=== Work to complete ===
The records below must be output exactly, without pictures.

(Figure collection entries)
============================================================

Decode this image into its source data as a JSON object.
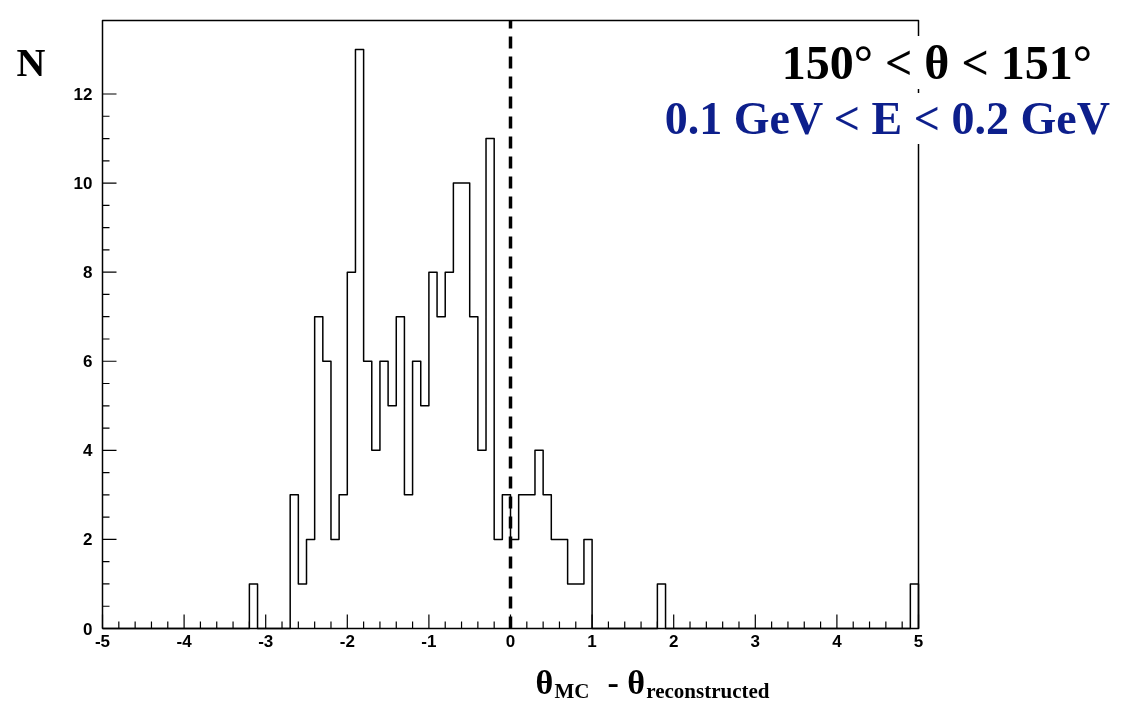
{
  "chart_data": {
    "type": "histogram",
    "title": "150° < θ < 151°",
    "subtitle": "0.1 GeV < E < 0.2 GeV",
    "xlabel": "θ$_{MC}$  - θ$_{reconstructed}$",
    "ylabel": "N",
    "bins": [
      -5.0,
      -4.9,
      -4.8,
      -4.7,
      -4.6,
      -4.5,
      -4.4,
      -4.3,
      -4.2,
      -4.1,
      -4.0,
      -3.9,
      -3.8,
      -3.7,
      -3.6,
      -3.5,
      -3.4,
      -3.3,
      -3.2,
      -3.1,
      -3.0,
      -2.9,
      -2.8,
      -2.7,
      -2.6,
      -2.5,
      -2.4,
      -2.3,
      -2.2,
      -2.1,
      -2.0,
      -1.9,
      -1.8,
      -1.7,
      -1.6,
      -1.5,
      -1.4,
      -1.3,
      -1.2,
      -1.1,
      -1.0,
      -0.9,
      -0.8,
      -0.7,
      -0.6,
      -0.5,
      -0.4,
      -0.3,
      -0.2,
      -0.1,
      0.0,
      0.1,
      0.2,
      0.3,
      0.4,
      0.5,
      0.6,
      0.7,
      0.8,
      0.9,
      1.0,
      1.1,
      1.2,
      1.3,
      1.4,
      1.5,
      1.6,
      1.7,
      1.8,
      1.9,
      2.0,
      2.1,
      2.2,
      2.3,
      2.4,
      2.5,
      2.6,
      2.7,
      2.8,
      2.9,
      3.0,
      3.1,
      3.2,
      3.3,
      3.4,
      3.5,
      3.6,
      3.7,
      3.8,
      3.9,
      4.0,
      4.1,
      4.2,
      4.3,
      4.4,
      4.5,
      4.6,
      4.7,
      4.8,
      4.9,
      5.0
    ],
    "values": [
      0,
      0,
      0,
      0,
      0,
      0,
      0,
      0,
      0,
      0,
      0,
      0,
      0,
      0,
      0,
      0,
      0,
      0,
      1,
      0,
      0,
      0,
      0,
      3,
      1,
      2,
      7,
      6,
      2,
      3,
      8,
      13,
      6,
      4,
      6,
      5,
      7,
      3,
      6,
      5,
      8,
      7,
      8,
      10,
      10,
      7,
      4,
      11,
      2,
      3,
      2,
      3,
      3,
      4,
      3,
      2,
      2,
      1,
      1,
      2,
      0,
      0,
      0,
      0,
      0,
      0,
      0,
      0,
      1,
      0,
      0,
      0,
      0,
      0,
      0,
      0,
      0,
      0,
      0,
      0,
      0,
      0,
      0,
      0,
      0,
      0,
      0,
      0,
      0,
      0,
      0,
      0,
      0,
      0,
      0,
      0,
      0,
      0,
      0,
      1
    ],
    "color": "#000000",
    "xlim": [
      -5,
      5
    ],
    "ylim": [
      0,
      13.65
    ],
    "xticks": [
      -5,
      -4,
      -3,
      -2,
      -1,
      0,
      1,
      2,
      3,
      4,
      5
    ],
    "yticks": [
      0,
      2,
      4,
      6,
      8,
      10,
      12
    ],
    "ref_lines": [
      {
        "axis": "x",
        "value": 0,
        "color": "#000000",
        "line_style": "dashed"
      }
    ],
    "grid": false
  }
}
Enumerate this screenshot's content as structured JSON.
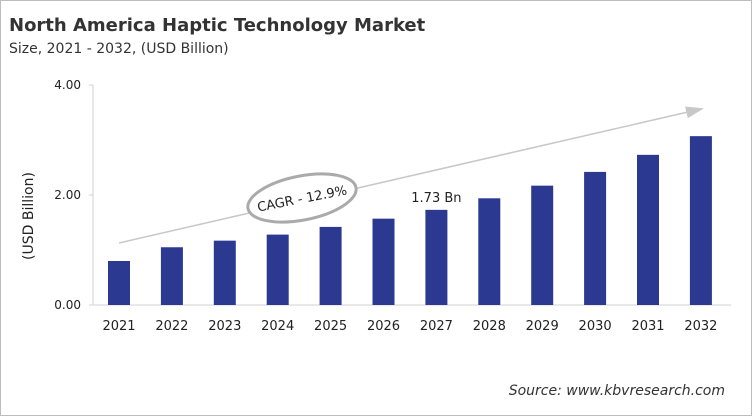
{
  "chart_data": {
    "type": "bar",
    "title": "North America Haptic Technology Market",
    "subtitle": "Size, 2021 - 2032, (USD Billion)",
    "ylabel": "(USD Billion)",
    "xlabel": "",
    "categories": [
      "2021",
      "2022",
      "2023",
      "2024",
      "2025",
      "2026",
      "2027",
      "2028",
      "2029",
      "2030",
      "2031",
      "2032"
    ],
    "values": [
      0.8,
      1.05,
      1.17,
      1.28,
      1.42,
      1.57,
      1.73,
      1.94,
      2.17,
      2.42,
      2.73,
      3.07
    ],
    "ylim": [
      0,
      4
    ],
    "yticks": [
      "0.00",
      "2.00",
      "4.00"
    ],
    "grid": false,
    "bar_color": "#2b3990",
    "annotations": {
      "cagr": "CAGR - 12.9%",
      "data_label": "1.73 Bn",
      "data_label_category": "2027"
    },
    "source": "Source: www.kbvresearch.com"
  }
}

============================================================

=== Solution to this exercise ===
Decode this image into its source data as a JSON object.
{
  "chart_data": {
    "type": "histogram",
    "title": "150° < θ < 151°",
    "subtitle": "0.1 GeV < E < 0.2 GeV",
    "xlabel": "θ$_{MC}$  - θ$_{reconstructed}$",
    "ylabel": "N",
    "bins": [
      -5.0,
      -4.9,
      -4.8,
      -4.7,
      -4.6,
      -4.5,
      -4.4,
      -4.3,
      -4.2,
      -4.1,
      -4.0,
      -3.9,
      -3.8,
      -3.7,
      -3.6,
      -3.5,
      -3.4,
      -3.3,
      -3.2,
      -3.1,
      -3.0,
      -2.9,
      -2.8,
      -2.7,
      -2.6,
      -2.5,
      -2.4,
      -2.3,
      -2.2,
      -2.1,
      -2.0,
      -1.9,
      -1.8,
      -1.7,
      -1.6,
      -1.5,
      -1.4,
      -1.3,
      -1.2,
      -1.1,
      -1.0,
      -0.9,
      -0.8,
      -0.7,
      -0.6,
      -0.5,
      -0.4,
      -0.3,
      -0.2,
      -0.1,
      0.0,
      0.1,
      0.2,
      0.3,
      0.4,
      0.5,
      0.6,
      0.7,
      0.8,
      0.9,
      1.0,
      1.1,
      1.2,
      1.3,
      1.4,
      1.5,
      1.6,
      1.7,
      1.8,
      1.9,
      2.0,
      2.1,
      2.2,
      2.3,
      2.4,
      2.5,
      2.6,
      2.7,
      2.8,
      2.9,
      3.0,
      3.1,
      3.2,
      3.3,
      3.4,
      3.5,
      3.6,
      3.7,
      3.8,
      3.9,
      4.0,
      4.1,
      4.2,
      4.3,
      4.4,
      4.5,
      4.6,
      4.7,
      4.8,
      4.9,
      5.0
    ],
    "values": [
      0,
      0,
      0,
      0,
      0,
      0,
      0,
      0,
      0,
      0,
      0,
      0,
      0,
      0,
      0,
      0,
      0,
      0,
      1,
      0,
      0,
      0,
      0,
      3,
      1,
      2,
      7,
      6,
      2,
      3,
      8,
      13,
      6,
      4,
      6,
      5,
      7,
      3,
      6,
      5,
      8,
      7,
      8,
      10,
      10,
      7,
      4,
      11,
      2,
      3,
      2,
      3,
      3,
      4,
      3,
      2,
      2,
      1,
      1,
      2,
      0,
      0,
      0,
      0,
      0,
      0,
      0,
      0,
      1,
      0,
      0,
      0,
      0,
      0,
      0,
      0,
      0,
      0,
      0,
      0,
      0,
      0,
      0,
      0,
      0,
      0,
      0,
      0,
      0,
      0,
      0,
      0,
      0,
      0,
      0,
      0,
      0,
      0,
      0,
      1
    ],
    "color": "#000000",
    "xlim": [
      -5,
      5
    ],
    "ylim": [
      0,
      13.65
    ],
    "xticks": [
      -5,
      -4,
      -3,
      -2,
      -1,
      0,
      1,
      2,
      3,
      4,
      5
    ],
    "yticks": [
      0,
      2,
      4,
      6,
      8,
      10,
      12
    ],
    "ref_lines": [
      {
        "axis": "x",
        "value": 0,
        "color": "#000000",
        "line_style": "dashed"
      }
    ],
    "grid": false
  }
}
Enumerate this screenshot's content as structured JSON.
{
  "chart_data": {
    "type": "bar",
    "title": "North America Haptic Technology Market",
    "subtitle": "Size, 2021 - 2032, (USD Billion)",
    "ylabel": "(USD Billion)",
    "xlabel": "",
    "categories": [
      "2021",
      "2022",
      "2023",
      "2024",
      "2025",
      "2026",
      "2027",
      "2028",
      "2029",
      "2030",
      "2031",
      "2032"
    ],
    "values": [
      0.8,
      1.05,
      1.17,
      1.28,
      1.42,
      1.57,
      1.73,
      1.94,
      2.17,
      2.42,
      2.73,
      3.07
    ],
    "ylim": [
      0,
      4
    ],
    "yticks": [
      "0.00",
      "2.00",
      "4.00"
    ],
    "grid": false,
    "bar_color": "#2b3990",
    "annotations": {
      "cagr": "CAGR - 12.9%",
      "data_label": "1.73 Bn",
      "data_label_category": "2027"
    },
    "source": "Source: www.kbvresearch.com"
  }
}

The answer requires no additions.